## EXERCISE DESCRIPTION
Your task is to restate the data word for word.

## ENTRIES PROVIDED

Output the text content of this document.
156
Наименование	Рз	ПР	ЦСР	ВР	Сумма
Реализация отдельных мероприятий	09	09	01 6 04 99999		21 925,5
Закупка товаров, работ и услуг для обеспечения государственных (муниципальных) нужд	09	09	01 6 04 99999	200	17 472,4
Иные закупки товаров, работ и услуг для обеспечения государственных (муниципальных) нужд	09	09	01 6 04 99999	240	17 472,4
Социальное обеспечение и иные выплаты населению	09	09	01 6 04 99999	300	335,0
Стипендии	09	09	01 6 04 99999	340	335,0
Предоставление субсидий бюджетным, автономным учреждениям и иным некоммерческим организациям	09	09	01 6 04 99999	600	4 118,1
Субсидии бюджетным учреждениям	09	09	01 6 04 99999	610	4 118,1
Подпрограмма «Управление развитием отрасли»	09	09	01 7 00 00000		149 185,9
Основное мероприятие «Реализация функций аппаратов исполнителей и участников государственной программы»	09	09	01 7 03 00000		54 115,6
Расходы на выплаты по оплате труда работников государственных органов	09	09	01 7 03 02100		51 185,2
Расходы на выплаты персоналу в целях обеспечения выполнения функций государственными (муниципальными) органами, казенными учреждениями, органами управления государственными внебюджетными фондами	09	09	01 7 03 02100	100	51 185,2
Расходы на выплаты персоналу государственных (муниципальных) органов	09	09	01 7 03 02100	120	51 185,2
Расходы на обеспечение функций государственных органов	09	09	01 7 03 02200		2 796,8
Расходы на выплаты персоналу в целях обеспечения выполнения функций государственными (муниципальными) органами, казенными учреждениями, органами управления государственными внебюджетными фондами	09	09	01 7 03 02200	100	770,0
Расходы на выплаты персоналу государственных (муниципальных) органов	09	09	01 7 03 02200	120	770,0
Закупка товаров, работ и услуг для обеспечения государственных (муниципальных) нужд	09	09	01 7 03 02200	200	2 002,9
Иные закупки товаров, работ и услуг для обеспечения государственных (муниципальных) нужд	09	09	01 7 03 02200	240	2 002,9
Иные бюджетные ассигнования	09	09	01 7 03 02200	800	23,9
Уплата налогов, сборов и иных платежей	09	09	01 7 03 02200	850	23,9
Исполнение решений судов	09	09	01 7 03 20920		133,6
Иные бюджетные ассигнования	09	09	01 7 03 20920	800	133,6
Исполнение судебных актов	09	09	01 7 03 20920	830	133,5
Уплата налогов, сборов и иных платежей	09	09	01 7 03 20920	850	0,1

## RESPONSE TO THIS EXERCISE
Output the text content of this document.
156
Наименование	Рз	ПР	ЦСР	ВР	Сумма
Реализация отдельных мероприятий	09	09	01 6 04 99999		21 925,5
Закупка товаров, работ и услуг для обеспечения государственных (муниципальных) нужд	09	09	01 6 04 99999	200	17 472,4
Иные закупки товаров, работ и услуг для обеспечения государственных (муниципальных) нужд	09	09	01 6 04 99999	240	17 472,4
Социальное обеспечение и иные выплаты населению	09	09	01 6 04 99999	300	335,0
Стипендии	09	09	01 6 04 99999	340	335,0
Предоставление субсидий бюджетным, автономным учреждениям и иным некоммерческим организациям	09	09	01 6 04 99999	600	4 118,1
Субсидии бюджетным учреждениям	09	09	01 6 04 99999	610	4 118,1
Подпрограмма «Управление развитием отрасли»	09	09	01 7 00 00000		149 185,9
Основное мероприятие «Реализация функций аппаратов исполнителей и участников государственной программы»	09	09	01 7 03 00000		54 115,6
Расходы на выплаты по оплате труда работников государственных органов	09	09	01 7 03 02100		51 185,2
Расходы на выплаты персоналу в целях обеспечения выполнения функций государственными (муниципальными) органами, казенными учреждениями, органами управления государственными внебюджетными фондами	09	09	01 7 03 02100	100	51 185,2
Расходы на выплаты персоналу государственных (муниципальных) органов	09	09	01 7 03 02100	120	51 185,2
Расходы на обеспечение функций государственных органов	09	09	01 7 03 02200		2 796,8
Расходы на выплаты персоналу в целях обеспечения выполнения функций государственными (муниципальными) органами, казенными учреждениями, органами управления государственными внебюджетными фондами	09	09	01 7 03 02200	100	770,0
Расходы на выплаты персоналу государственных (муниципальных) органов	09	09	01 7 03 02200	120	770,0
Закупка товаров, работ и услуг для обеспечения государственных (муниципальных) нужд	09	09	01 7 03 02200	200	2 002,9
Иные закупки товаров, работ и услуг для обеспечения государственных (муниципальных) нужд	09	09	01 7 03 02200	240	2 002,9
Иные бюджетные ассигнования	09	09	01 7 03 02200	800	23,9
Уплата налогов, сборов и иных платежей	09	09	01 7 03 02200	850	23,9
Исполнение решений судов	09	09	01 7 03 20920		133,6
Иные бюджетные ассигнования	09	09	01 7 03 20920	800	133,6
Исполнение судебных актов	09	09	01 7 03 20920	830	133,5
Уплата налогов, сборов и иных платежей	09	09	01 7 03 20920	850	0,1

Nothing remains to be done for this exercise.